Task requirements: Write out every entry precisely as given, leaving the pictures out.

Given data:
________
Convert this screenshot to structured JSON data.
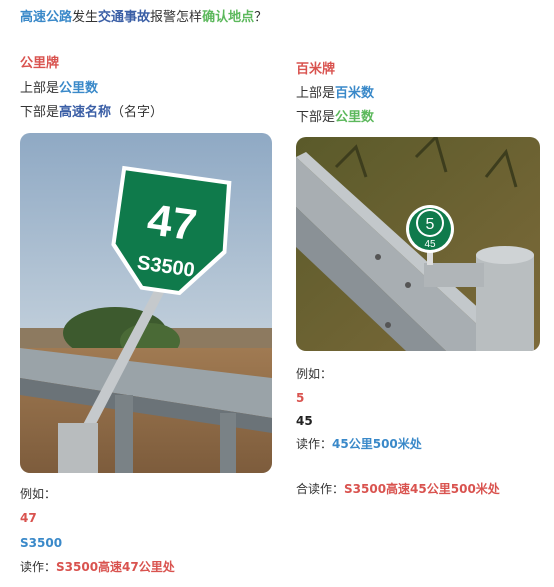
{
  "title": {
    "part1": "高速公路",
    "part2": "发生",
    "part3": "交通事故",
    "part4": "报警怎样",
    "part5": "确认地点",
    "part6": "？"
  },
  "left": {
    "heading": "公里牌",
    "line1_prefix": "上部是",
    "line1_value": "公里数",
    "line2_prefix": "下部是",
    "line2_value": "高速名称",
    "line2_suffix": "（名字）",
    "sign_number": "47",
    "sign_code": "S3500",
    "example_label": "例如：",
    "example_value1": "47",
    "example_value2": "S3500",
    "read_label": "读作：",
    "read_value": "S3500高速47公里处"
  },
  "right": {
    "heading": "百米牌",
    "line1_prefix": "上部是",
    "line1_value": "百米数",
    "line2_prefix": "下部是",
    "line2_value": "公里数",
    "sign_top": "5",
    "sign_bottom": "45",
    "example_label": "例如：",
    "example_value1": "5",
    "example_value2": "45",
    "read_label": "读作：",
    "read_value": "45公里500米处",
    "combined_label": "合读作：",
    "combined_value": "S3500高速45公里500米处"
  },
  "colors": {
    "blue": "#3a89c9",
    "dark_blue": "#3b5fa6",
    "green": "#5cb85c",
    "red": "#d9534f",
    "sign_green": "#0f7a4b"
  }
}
________
Answer to the problem:
Convert this screenshot to structured JSON data.
{
  "title": {
    "part1": "高速公路",
    "part2": "发生",
    "part3": "交通事故",
    "part4": "报警怎样",
    "part5": "确认地点",
    "part6": "？"
  },
  "left": {
    "heading": "公里牌",
    "line1_prefix": "上部是",
    "line1_value": "公里数",
    "line2_prefix": "下部是",
    "line2_value": "高速名称",
    "line2_suffix": "（名字）",
    "sign_number": "47",
    "sign_code": "S3500",
    "example_label": "例如：",
    "example_value1": "47",
    "example_value2": "S3500",
    "read_label": "读作：",
    "read_value": "S3500高速47公里处"
  },
  "right": {
    "heading": "百米牌",
    "line1_prefix": "上部是",
    "line1_value": "百米数",
    "line2_prefix": "下部是",
    "line2_value": "公里数",
    "sign_top": "5",
    "sign_bottom": "45",
    "example_label": "例如：",
    "example_value1": "5",
    "example_value2": "45",
    "read_label": "读作：",
    "read_value": "45公里500米处",
    "combined_label": "合读作：",
    "combined_value": "S3500高速45公里500米处"
  },
  "colors": {
    "blue": "#3a89c9",
    "dark_blue": "#3b5fa6",
    "green": "#5cb85c",
    "red": "#d9534f",
    "sign_green": "#0f7a4b"
  }
}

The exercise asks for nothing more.